**AIM:**
Return every entry exactly as written.

□ □ □ □

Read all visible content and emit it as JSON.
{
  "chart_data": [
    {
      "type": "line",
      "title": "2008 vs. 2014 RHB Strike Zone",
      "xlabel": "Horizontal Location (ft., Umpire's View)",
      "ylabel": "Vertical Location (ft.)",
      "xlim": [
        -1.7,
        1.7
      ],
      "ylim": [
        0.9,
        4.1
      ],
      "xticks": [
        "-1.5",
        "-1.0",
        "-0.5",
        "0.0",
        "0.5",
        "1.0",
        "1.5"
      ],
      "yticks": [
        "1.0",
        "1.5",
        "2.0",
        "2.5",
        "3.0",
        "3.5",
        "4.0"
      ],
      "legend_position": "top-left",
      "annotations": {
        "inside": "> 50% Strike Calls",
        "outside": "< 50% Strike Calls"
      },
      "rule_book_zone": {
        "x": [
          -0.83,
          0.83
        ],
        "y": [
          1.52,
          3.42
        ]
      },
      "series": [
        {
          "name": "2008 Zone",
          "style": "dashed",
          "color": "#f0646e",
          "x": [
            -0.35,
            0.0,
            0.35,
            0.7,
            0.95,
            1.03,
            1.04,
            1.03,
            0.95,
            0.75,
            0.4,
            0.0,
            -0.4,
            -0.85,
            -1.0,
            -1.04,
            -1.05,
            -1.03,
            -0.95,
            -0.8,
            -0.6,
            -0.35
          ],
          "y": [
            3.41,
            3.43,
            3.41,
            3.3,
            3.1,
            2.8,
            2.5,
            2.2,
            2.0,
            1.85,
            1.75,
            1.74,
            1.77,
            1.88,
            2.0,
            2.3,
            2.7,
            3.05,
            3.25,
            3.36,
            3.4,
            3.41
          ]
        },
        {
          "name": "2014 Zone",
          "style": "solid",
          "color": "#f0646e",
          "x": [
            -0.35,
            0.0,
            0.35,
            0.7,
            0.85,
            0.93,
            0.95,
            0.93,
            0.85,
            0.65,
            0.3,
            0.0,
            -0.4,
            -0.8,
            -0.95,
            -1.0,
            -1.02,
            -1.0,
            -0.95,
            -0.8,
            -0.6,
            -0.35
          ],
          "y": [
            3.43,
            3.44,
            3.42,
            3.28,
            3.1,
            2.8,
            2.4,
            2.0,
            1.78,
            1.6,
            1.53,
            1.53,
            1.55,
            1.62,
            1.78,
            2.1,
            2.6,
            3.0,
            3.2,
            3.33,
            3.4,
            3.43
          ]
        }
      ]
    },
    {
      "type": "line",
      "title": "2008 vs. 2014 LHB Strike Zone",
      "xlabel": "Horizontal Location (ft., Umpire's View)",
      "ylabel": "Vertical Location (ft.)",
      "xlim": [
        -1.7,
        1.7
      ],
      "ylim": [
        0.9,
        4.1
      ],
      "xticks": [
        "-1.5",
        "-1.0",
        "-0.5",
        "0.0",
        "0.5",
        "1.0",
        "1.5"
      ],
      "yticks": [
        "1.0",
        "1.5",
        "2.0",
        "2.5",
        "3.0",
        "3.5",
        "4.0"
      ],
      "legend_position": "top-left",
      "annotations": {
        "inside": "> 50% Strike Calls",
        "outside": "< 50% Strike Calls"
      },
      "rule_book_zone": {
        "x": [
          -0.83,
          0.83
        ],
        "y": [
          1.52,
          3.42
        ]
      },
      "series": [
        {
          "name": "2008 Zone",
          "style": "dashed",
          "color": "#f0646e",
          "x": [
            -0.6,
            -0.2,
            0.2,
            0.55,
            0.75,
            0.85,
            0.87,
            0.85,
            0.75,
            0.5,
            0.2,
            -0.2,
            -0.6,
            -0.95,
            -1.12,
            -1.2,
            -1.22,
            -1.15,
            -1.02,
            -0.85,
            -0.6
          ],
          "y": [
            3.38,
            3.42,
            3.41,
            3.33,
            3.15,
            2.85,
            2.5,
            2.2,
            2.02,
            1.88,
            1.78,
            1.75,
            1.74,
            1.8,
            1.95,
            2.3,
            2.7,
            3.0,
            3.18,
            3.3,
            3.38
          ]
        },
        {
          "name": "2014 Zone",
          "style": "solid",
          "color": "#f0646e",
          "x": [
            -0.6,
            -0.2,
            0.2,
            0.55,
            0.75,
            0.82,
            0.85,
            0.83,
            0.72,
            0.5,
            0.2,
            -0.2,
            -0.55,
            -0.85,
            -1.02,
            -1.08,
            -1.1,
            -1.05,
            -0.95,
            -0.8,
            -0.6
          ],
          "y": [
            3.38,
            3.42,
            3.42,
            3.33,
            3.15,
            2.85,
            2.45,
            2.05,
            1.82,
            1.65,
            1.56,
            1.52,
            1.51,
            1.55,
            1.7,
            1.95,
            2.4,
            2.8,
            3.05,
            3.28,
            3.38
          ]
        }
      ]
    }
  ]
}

□ □ □ □

**FULL SOLUTION:**
Read all visible content and emit it as JSON.
{
  "chart_data": [
    {
      "type": "line",
      "title": "2008 vs. 2014 RHB Strike Zone",
      "xlabel": "Horizontal Location (ft., Umpire's View)",
      "ylabel": "Vertical Location (ft.)",
      "xlim": [
        -1.7,
        1.7
      ],
      "ylim": [
        0.9,
        4.1
      ],
      "xticks": [
        "-1.5",
        "-1.0",
        "-0.5",
        "0.0",
        "0.5",
        "1.0",
        "1.5"
      ],
      "yticks": [
        "1.0",
        "1.5",
        "2.0",
        "2.5",
        "3.0",
        "3.5",
        "4.0"
      ],
      "legend_position": "top-left",
      "annotations": {
        "inside": "> 50% Strike Calls",
        "outside": "< 50% Strike Calls"
      },
      "rule_book_zone": {
        "x": [
          -0.83,
          0.83
        ],
        "y": [
          1.52,
          3.42
        ]
      },
      "series": [
        {
          "name": "2008 Zone",
          "style": "dashed",
          "color": "#f0646e",
          "x": [
            -0.35,
            0.0,
            0.35,
            0.7,
            0.95,
            1.03,
            1.04,
            1.03,
            0.95,
            0.75,
            0.4,
            0.0,
            -0.4,
            -0.85,
            -1.0,
            -1.04,
            -1.05,
            -1.03,
            -0.95,
            -0.8,
            -0.6,
            -0.35
          ],
          "y": [
            3.41,
            3.43,
            3.41,
            3.3,
            3.1,
            2.8,
            2.5,
            2.2,
            2.0,
            1.85,
            1.75,
            1.74,
            1.77,
            1.88,
            2.0,
            2.3,
            2.7,
            3.05,
            3.25,
            3.36,
            3.4,
            3.41
          ]
        },
        {
          "name": "2014 Zone",
          "style": "solid",
          "color": "#f0646e",
          "x": [
            -0.35,
            0.0,
            0.35,
            0.7,
            0.85,
            0.93,
            0.95,
            0.93,
            0.85,
            0.65,
            0.3,
            0.0,
            -0.4,
            -0.8,
            -0.95,
            -1.0,
            -1.02,
            -1.0,
            -0.95,
            -0.8,
            -0.6,
            -0.35
          ],
          "y": [
            3.43,
            3.44,
            3.42,
            3.28,
            3.1,
            2.8,
            2.4,
            2.0,
            1.78,
            1.6,
            1.53,
            1.53,
            1.55,
            1.62,
            1.78,
            2.1,
            2.6,
            3.0,
            3.2,
            3.33,
            3.4,
            3.43
          ]
        }
      ]
    },
    {
      "type": "line",
      "title": "2008 vs. 2014 LHB Strike Zone",
      "xlabel": "Horizontal Location (ft., Umpire's View)",
      "ylabel": "Vertical Location (ft.)",
      "xlim": [
        -1.7,
        1.7
      ],
      "ylim": [
        0.9,
        4.1
      ],
      "xticks": [
        "-1.5",
        "-1.0",
        "-0.5",
        "0.0",
        "0.5",
        "1.0",
        "1.5"
      ],
      "yticks": [
        "1.0",
        "1.5",
        "2.0",
        "2.5",
        "3.0",
        "3.5",
        "4.0"
      ],
      "legend_position": "top-left",
      "annotations": {
        "inside": "> 50% Strike Calls",
        "outside": "< 50% Strike Calls"
      },
      "rule_book_zone": {
        "x": [
          -0.83,
          0.83
        ],
        "y": [
          1.52,
          3.42
        ]
      },
      "series": [
        {
          "name": "2008 Zone",
          "style": "dashed",
          "color": "#f0646e",
          "x": [
            -0.6,
            -0.2,
            0.2,
            0.55,
            0.75,
            0.85,
            0.87,
            0.85,
            0.75,
            0.5,
            0.2,
            -0.2,
            -0.6,
            -0.95,
            -1.12,
            -1.2,
            -1.22,
            -1.15,
            -1.02,
            -0.85,
            -0.6
          ],
          "y": [
            3.38,
            3.42,
            3.41,
            3.33,
            3.15,
            2.85,
            2.5,
            2.2,
            2.02,
            1.88,
            1.78,
            1.75,
            1.74,
            1.8,
            1.95,
            2.3,
            2.7,
            3.0,
            3.18,
            3.3,
            3.38
          ]
        },
        {
          "name": "2014 Zone",
          "style": "solid",
          "color": "#f0646e",
          "x": [
            -0.6,
            -0.2,
            0.2,
            0.55,
            0.75,
            0.82,
            0.85,
            0.83,
            0.72,
            0.5,
            0.2,
            -0.2,
            -0.55,
            -0.85,
            -1.02,
            -1.08,
            -1.1,
            -1.05,
            -0.95,
            -0.8,
            -0.6
          ],
          "y": [
            3.38,
            3.42,
            3.42,
            3.33,
            3.15,
            2.85,
            2.45,
            2.05,
            1.82,
            1.65,
            1.56,
            1.52,
            1.51,
            1.55,
            1.7,
            1.95,
            2.4,
            2.8,
            3.05,
            3.28,
            3.38
          ]
        }
      ]
    }
  ]
}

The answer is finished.